▶ WHAT YOU ARE ASKED TO DO
Set down each entry exactly as given; pictures should not appear in the copy.

▶ Saved entries

● ● ● ● ●

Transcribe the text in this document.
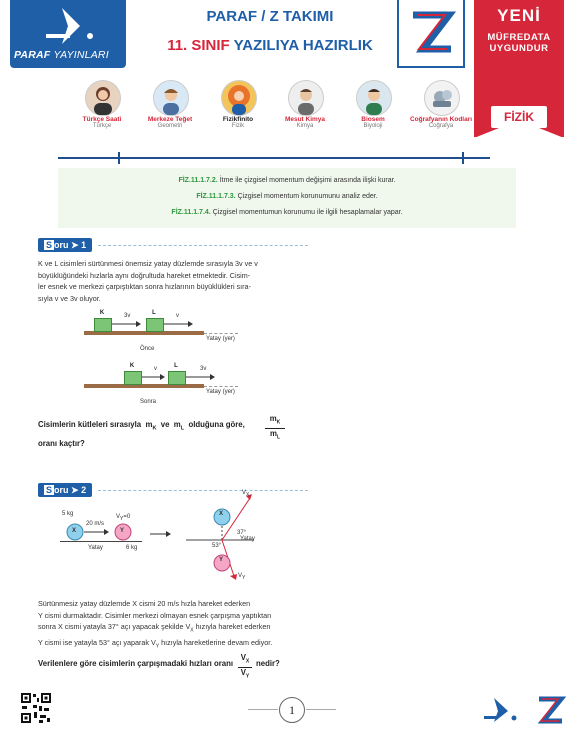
PARAF YAYINLARI
PARAF / Z TAKIMI
11. SINIF YAZILIYA HAZIRLIK
YENİ
MÜFREDATA
UYGUNDUR
FİZİK
Türkçe Saati
Türkçe
Merkeze Teğet
Geometri
Fizikfinito
Fizik
Mesut Kimya
Kimya
Biosem
Biyoloji
Coğrafyanın Kodları
Coğrafya
FİZ.11.1.7.2. İtme ile çizgisel momentum değişimi arasında ilişki kurar.
FİZ.11.1.7.3. Çizgisel momentum korunumunu analiz eder.
FİZ.11.1.7.4. Çizgisel momentumun korunumu ile ilgili hesaplamalar yapar.
S oru ➤ 1
K ve L cisimleri sürtünmesi önemsiz yatay düzlemde sırasıyla 3v ve v
büyüklüğündeki hızlarla aynı doğrultuda hareket etmektedir. Cisim-
ler esnek ve merkezi çarpıştıktan sonra hızlarının büyüklükleri sıra-
sıyla v ve 3v oluyor.
K	3v	L	v
Yatay (yer)
Önce
K	v	L	3v
Yatay (yer)
Sonra
Cisimlerin kütleleri sırasıyla $m_K$ ve $m_L$ olduğuna göre,
$m_K$
$m_L$
oranı kaçtır?
S oru ➤ 2
5 kg
20 m/s
X
$V_Y=0$
Y
Yatay	6 kg
X
Y
37°
53°
Yatay
$V_X$
$V_Y$
Sürtünmesiz yatay düzlemde X cismi 20 m/s hızla hareket ederken
Y cismi durmaktadır. Cisimler merkezi olmayan esnek çarpışma yaptıktan
sonra X cismi yatayla 37° açı yapacak şekilde $V_X$ hızıyla hareket ederken
Y cismi ise yatayla 53° açı yaparak $V_Y$ hızıyla hareketlerine devam ediyor.
Verilenlere göre cisimlerin çarpışmadaki hızları oranı
$V_X$
$V_Y$
nedir?
1
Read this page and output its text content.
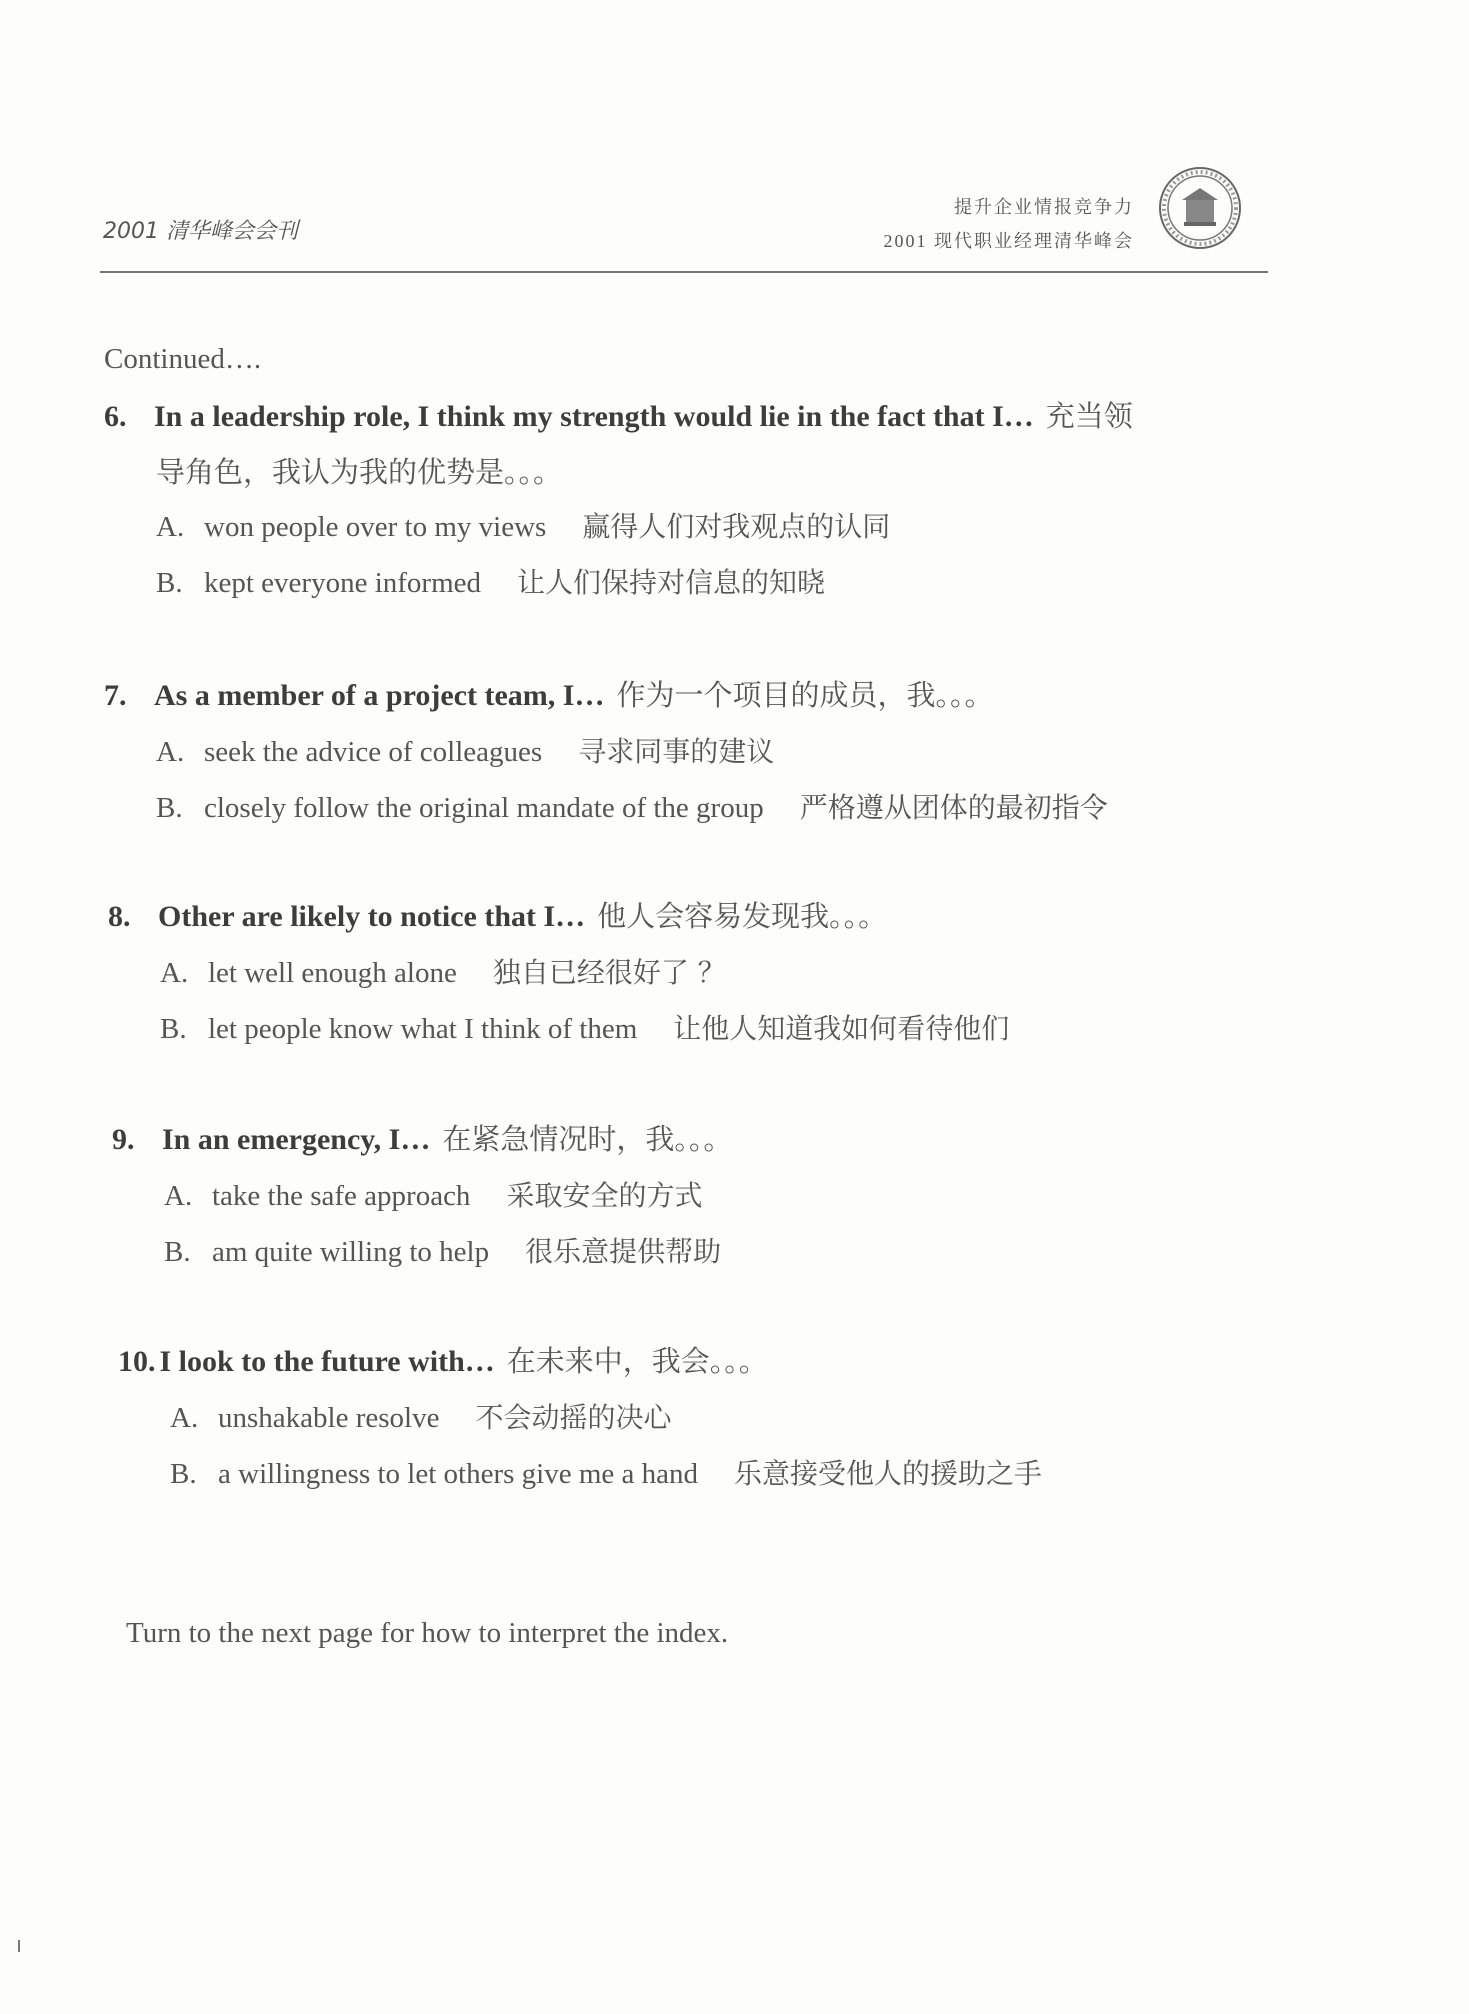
2001 清华峰会会刊
提升企业情报竞争力
2001 现代职业经理清华峰会
Continued….
6. In a leadership role, I think my strength would lie in the fact that I… 充当领
导角色，我认为我的优势是。。。
A. won people over to my views 赢得人们对我观点的认同
B. kept everyone informed 让人们保持对信息的知晓
7. As a member of a project team, I… 作为一个项目的成员，我。。。
A. seek the advice of colleagues 寻求同事的建议
B. closely follow the original mandate of the group 严格遵从团体的最初指令
8. Other are likely to notice that I… 他人会容易发现我。。。
A. let well enough alone 独自已经很好了 ？
B. let people know what I think of them 让他人知道我如何看待他们
9. In an emergency, I… 在紧急情况时，我。。。
A. take the safe approach 采取安全的方式
B. am quite willing to help 很乐意提供帮助
10. I look to the future with… 在未来中，我会。。。
A. unshakable resolve 不会动摇的决心
B. a willingness to let others give me a hand 乐意接受他人的援助之手
Turn to the next page for how to interpret the index.
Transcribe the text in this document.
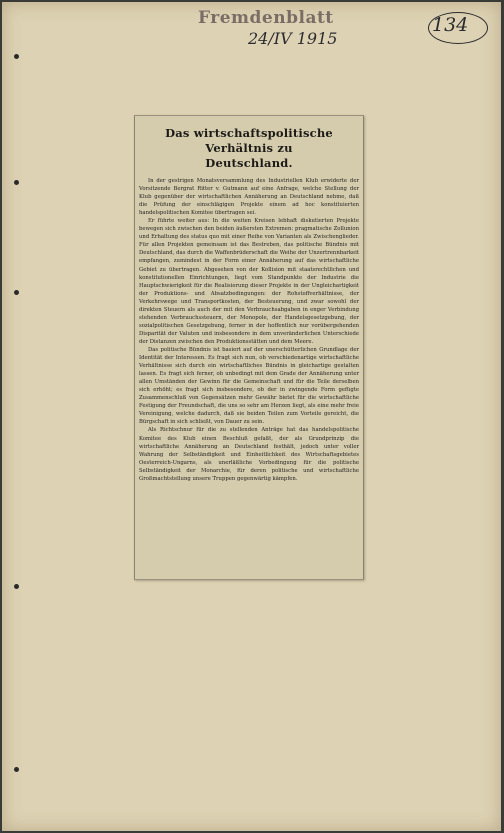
Fremdenblatt
24/IV 1915
134
Das wirtschaftspolitische Verhältnis zu
Deutschland.

In der gestrigen Monatsversammlung des Industriellen Klub erwiderte der Vorsitzende Bergrat Ritter v. Gutmann auf eine Anfrage, welche Stellung der Klub gegenüber der wirtschaftlichen Annäherung an Deutschland nehme, daß die Prüfung der einschlägigen Projekte einem ad hoc konstituierten handelspolitischen Komitee übertragen sei.

Er führte weiter aus: In die weiten Kreisen lebhaft diskutierten Projekte bewegen sich zwischen den beiden äußersten Extremen: pragmatische Zollunion und Erhaltung des status quo mit einer Reihe von Varianten als Zwischenglieder. Für allen Projekten gemeinsam ist das Bestreben, das politische Bündnis mit Deutschland, das durch die Waffenbrüderschaft die Weihe der Unzertrennbarkeit empfangen, zumindest in der Form einer Annäherung auf das wirtschaftliche Gebiet zu übertragen. Abgesehen von der Kollision mit staatsrechtlichen und konstitutionellen Einrichtungen, liegt vom Standpunkte der Industrie die Hauptschwierigkeit für die Realisierung dieser Projekte in der Ungleichartigkeit der Produktions- und Absatzbedingungen: der Rohstoffverhältnisse, der Verkehrswege und Transportkosten, der Besteuerung, und zwar sowohl der direkten Steuern als auch der mit den Verbrauchsabgaben in enger Verbindung stehenden Verbrauchssteuern, der Monopole, der Handelsgesetzgebung, der sozialpolitischen Gesetzgebung, ferner in der hoffentlich nur vorübergehenden Disparität der Valuten und insbesondere in dem unveränderlichen Unterschiede der Distanzen zwischen den Produktionsstätten und dem Meere.

Das politische Bündnis ist basiert auf der unerschütterlichen Grundlage der Identität der Interessen. Es fragt sich nun, ob verschiedenartige wirtschaftliche Verhältnisse sich durch ein wirtschaftliches Bündnis in gleichartige gestalten lassen. Es fragt sich ferner, ob unbedingt mit dem Grade der Annäherung unter allen Umständen der Gewinn für die Gemeinschaft und für die Teile derselben sich erhöht; es fragt sich insbesondere, ob der in zwingende Form gefügte Zusammenschluß von Gegensätzen mehr Gewähr bietet für die wirtschaftliche Festigung der Freundschaft, die uns so sehr am Herzen liegt, als eine mehr freie Vereinigung, welche dadurch, daß sie beiden Teilen zum Vorteile gereicht, die Bürgschaft in sich schließt, von Dauer zu sein.

Als Richtschnur für die zu stellenden Anträge hat das handelspolitische Komitee des Klub einen Beschluß gefaßt, der als Grundprinzip die wirtschaftliche Annäherung an Deutschland festhält, jedoch unter voller Wahrung der Selbständigkeit und Einheitlichkeit des Wirtschaftsgebietes Oesterreich-Ungarns, als unerläßliche Vorbedingung für die politische Selbständigkeit der Monarchie, für deren politische und wirtschaftliche Großmachtstellung unsere Truppen gegenwärtig kämpfen.
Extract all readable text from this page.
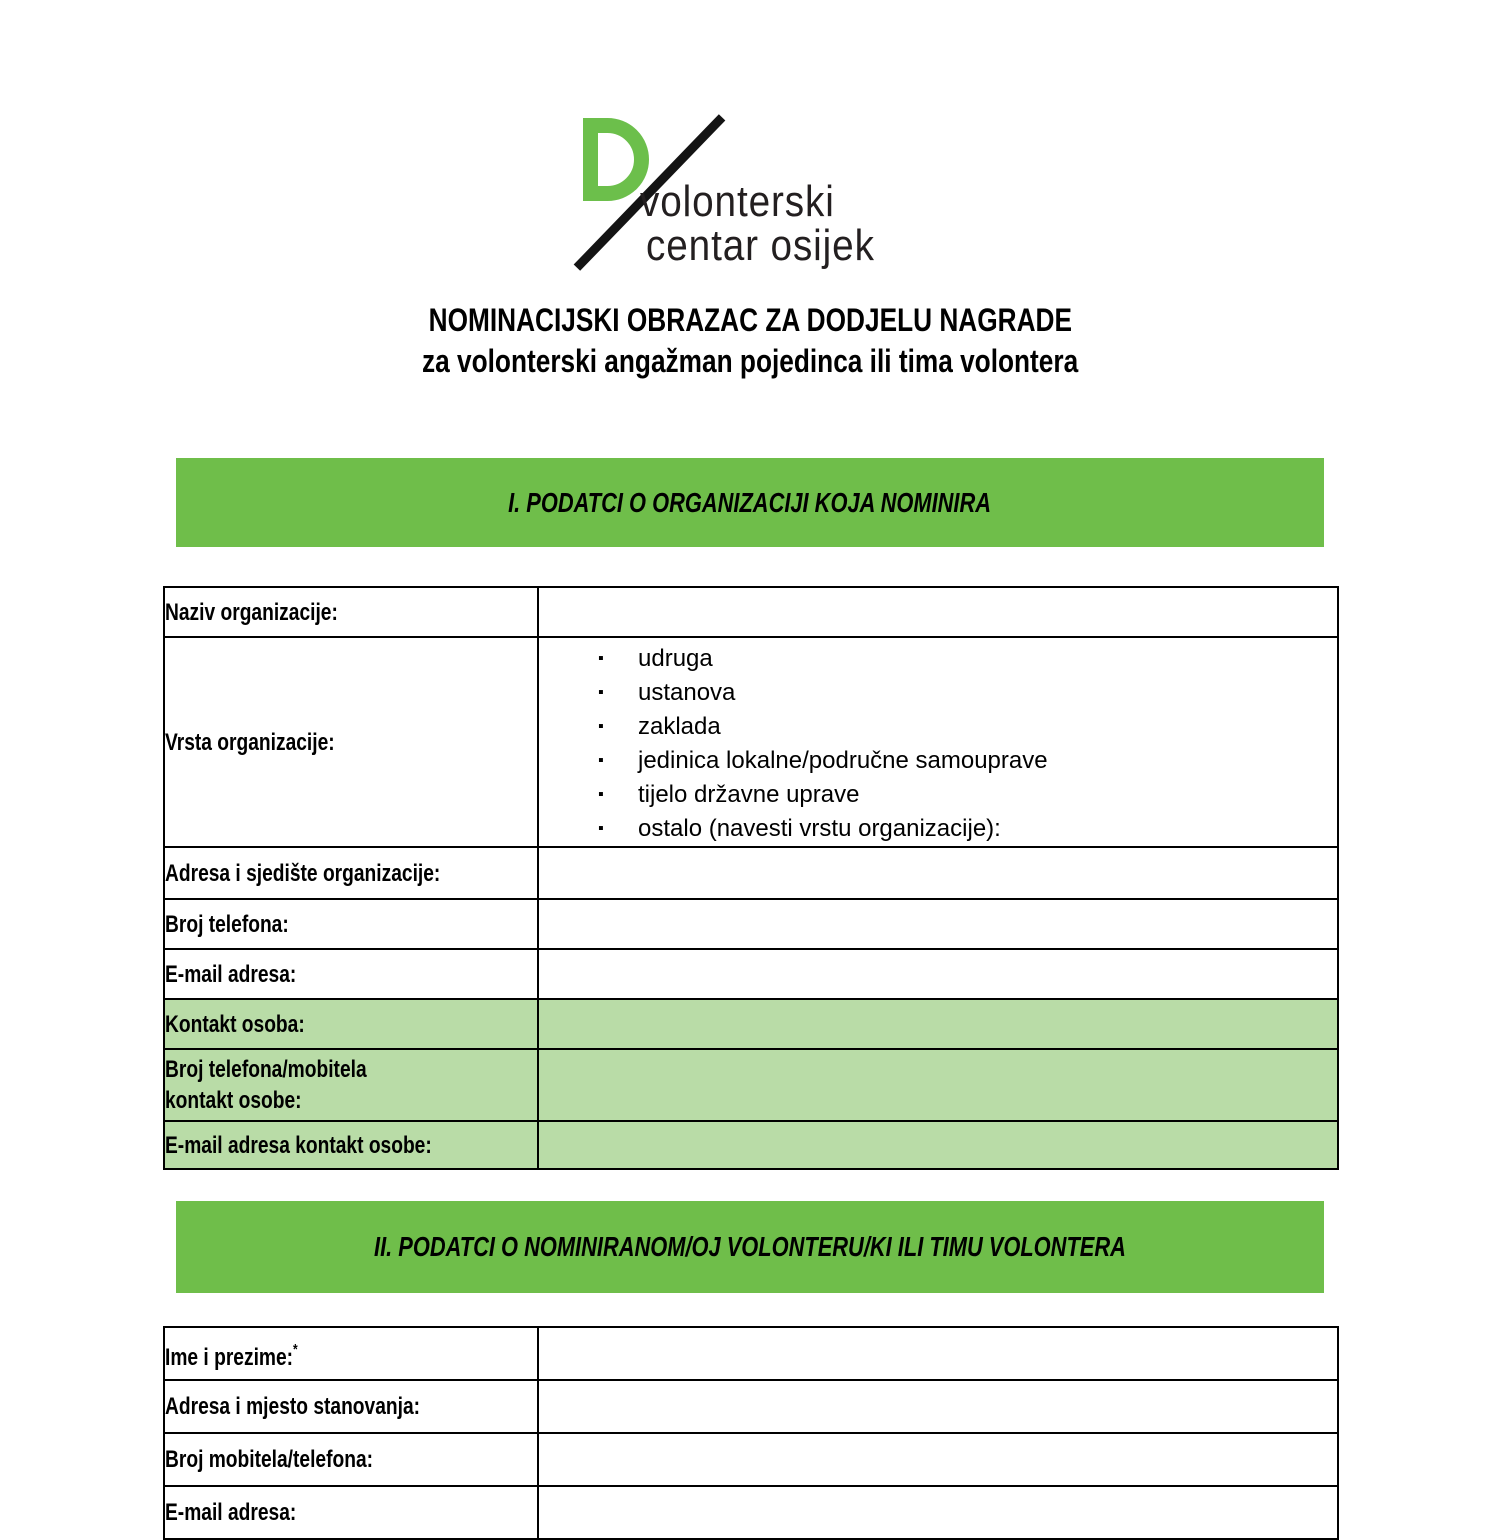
volonterski
centar osijek
NOMINACIJSKI OBRAZAC ZA DODJELU NAGRADE
za volonterski angažman pojedinca ili tima volontera
I. PODATCI O ORGANIZACIJI KOJA NOMINIRA
Naziv organizacije:	
Vrsta organizacije:	
▪ udruga
▪ ustanova
▪ zaklada
▪ jedinica lokalne/područne samouprave
▪ tijelo državne uprave
▪ ostalo (navesti vrstu organizacije):

Adresa i sjedište organizacije:	
Broj telefona:	
E-mail adresa:	
Kontakt osoba:	
Broj telefona/mobitela kontakt osobe:	
E-mail adresa kontakt osobe:	
II. PODATCI O NOMINIRANOM/OJ VOLONTERU/KI ILI TIMU VOLONTERA
Ime i prezime:*	
Adresa i mjesto stanovanja:	
Broj mobitela/telefona:	
E-mail adresa:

● ● ● ● ●

▶ REPLY
Transcribe the text in this document.
PARAF YAYINLARI
PARAF / Z TAKIMI
11. SINIF YAZILIYA HAZIRLIK
YENİ
MÜFREDATA
UYGUNDUR
FİZİK
Türkçe Saati
Türkçe
Merkeze Teğet
Geometri
Fizikfinito
Fizik
Mesut Kimya
Kimya
Biosem
Biyoloji
Coğrafyanın Kodları
Coğrafya
FİZ.11.1.7.2. İtme ile çizgisel momentum değişimi arasında ilişki kurar.
FİZ.11.1.7.3. Çizgisel momentum korunumunu analiz eder.
FİZ.11.1.7.4. Çizgisel momentumun korunumu ile ilgili hesaplamalar yapar.
S oru ➤ 1
K ve L cisimleri sürtünmesi önemsiz yatay düzlemde sırasıyla 3v ve v
büyüklüğündeki hızlarla aynı doğrultuda hareket etmektedir. Cisim-
ler esnek ve merkezi çarpıştıktan sonra hızlarının büyüklükleri sıra-
sıyla v ve 3v oluyor.
K	3v	L	v
Yatay (yer)
Önce
K	v	L	3v
Yatay (yer)
Sonra
Cisimlerin kütleleri sırasıyla $m_K$ ve $m_L$ olduğuna göre,
$m_K$
$m_L$
oranı kaçtır?
S oru ➤ 2
5 kg
20 m/s
X
$V_Y=0$
Y
Yatay	6 kg
X
Y
37°
53°
Yatay
$V_X$
$V_Y$
Sürtünmesiz yatay düzlemde X cismi 20 m/s hızla hareket ederken
Y cismi durmaktadır. Cisimler merkezi olmayan esnek çarpışma yaptıktan
sonra X cismi yatayla 37° açı yapacak şekilde $V_X$ hızıyla hareket ederken
Y cismi ise yatayla 53° açı yaparak $V_Y$ hızıyla hareketlerine devam ediyor.
Verilenlere göre cisimlerin çarpışmadaki hızları oranı
$V_X$
$V_Y$
nedir?
1
Read this page and output its text content.
2001 清华峰会会刊
提升企业情报竞争力
2001 现代职业经理清华峰会
Continued….
6. In a leadership role, I think my strength would lie in the fact that I… 充当领
导角色，我认为我的优势是。。。
A. won people over to my views 赢得人们对我观点的认同
B. kept everyone informed 让人们保持对信息的知晓
7. As a member of a project team, I… 作为一个项目的成员，我。。。
A. seek the advice of colleagues 寻求同事的建议
B. closely follow the original mandate of the group 严格遵从团体的最初指令
8. Other are likely to notice that I… 他人会容易发现我。。。
A. let well enough alone 独自已经很好了 ？
B. let people know what I think of them 让他人知道我如何看待他们
9. In an emergency, I… 在紧急情况时，我。。。
A. take the safe approach 采取安全的方式
B. am quite willing to help 很乐意提供帮助
10. I look to the future with… 在未来中，我会。。。
A. unshakable resolve 不会动摇的决心
B. a willingness to let others give me a hand 乐意接受他人的援助之手
Turn to the next page for how to interpret the index.
Transcribe the text in this document.
Fremdenblatt
24/IV 1915
134
Das wirtschaftspolitische Verhältnis zu
Deutschland.

In der gestrigen Monatsversammlung des Industriellen Klub erwiderte der Vorsitzende Bergrat Ritter v. Gutmann auf eine Anfrage, welche Stellung der Klub gegenüber der wirtschaftlichen Annäherung an Deutschland nehme, daß die Prüfung der einschlägigen Projekte einem ad hoc konstituierten handelspolitischen Komitee übertragen sei.

Er führte weiter aus: In die weiten Kreisen lebhaft diskutierten Projekte bewegen sich zwischen den beiden äußersten Extremen: pragmatische Zollunion und Erhaltung des status quo mit einer Reihe von Varianten als Zwischenglieder. Für allen Projekten gemeinsam ist das Bestreben, das politische Bündnis mit Deutschland, das durch die Waffenbrüderschaft die Weihe der Unzertrennbarkeit empfangen, zumindest in der Form einer Annäherung auf das wirtschaftliche Gebiet zu übertragen. Abgesehen von der Kollision mit staatsrechtlichen und konstitutionellen Einrichtungen, liegt vom Standpunkte der Industrie die Hauptschwierigkeit für die Realisierung dieser Projekte in der Ungleichartigkeit der Produktions- und Absatzbedingungen: der Rohstoffverhältnisse, der Verkehrswege und Transportkosten, der Besteuerung, und zwar sowohl der direkten Steuern als auch der mit den Verbrauchsabgaben in enger Verbindung stehenden Verbrauchssteuern, der Monopole, der Handelsgesetzgebung, der sozialpolitischen Gesetzgebung, ferner in der hoffentlich nur vorübergehenden Disparität der Valuten und insbesondere in dem unveränderlichen Unterschiede der Distanzen zwischen den Produktionsstätten und dem Meere.

Das politische Bündnis ist basiert auf der unerschütterlichen Grundlage der Identität der Interessen. Es fragt sich nun, ob verschiedenartige wirtschaftliche Verhältnisse sich durch ein wirtschaftliches Bündnis in gleichartige gestalten lassen. Es fragt sich ferner, ob unbedingt mit dem Grade der Annäherung unter allen Umständen der Gewinn für die Gemeinschaft und für die Teile derselben sich erhöht; es fragt sich insbesondere, ob der in zwingende Form gefügte Zusammenschluß von Gegensätzen mehr Gewähr bietet für die wirtschaftliche Festigung der Freundschaft, die uns so sehr am Herzen liegt, als eine mehr freie Vereinigung, welche dadurch, daß sie beiden Teilen zum Vorteile gereicht, die Bürgschaft in sich schließt, von Dauer zu sein.

Als Richtschnur für die zu stellenden Anträge hat das handelspolitische Komitee des Klub einen Beschluß gefaßt, der als Grundprinzip die wirtschaftliche Annäherung an Deutschland festhält, jedoch unter voller Wahrung der Selbständigkeit und Einheitlichkeit des Wirtschaftsgebietes Oesterreich-Ungarns, als unerläßliche Vorbedingung für die politische Selbständigkeit der Monarchie, für deren politische und wirtschaftliche Großmachtstellung unsere Truppen gegenwärtig kämpfen.
Extract all readable text from this page.
volonterski
centar osijek
NOMINACIJSKI OBRAZAC ZA DODJELU NAGRADE
za volonterski angažman pojedinca ili tima volontera
I. PODATCI O ORGANIZACIJI KOJA NOMINIRA
Naziv organizacije:	
Vrsta organizacije:	
▪ udruga
▪ ustanova
▪ zaklada
▪ jedinica lokalne/područne samouprave
▪ tijelo državne uprave
▪ ostalo (navesti vrstu organizacije):

Adresa i sjedište organizacije:	
Broj telefona:	
E-mail adresa:	
Kontakt osoba:	
Broj telefona/mobitela kontakt osobe:	
E-mail adresa kontakt osobe:	
II. PODATCI O NOMINIRANOM/OJ VOLONTERU/KI ILI TIMU VOLONTERA
Ime i prezime:*	
Adresa i mjesto stanovanja:	
Broj mobitela/telefona:	
E-mail adresa:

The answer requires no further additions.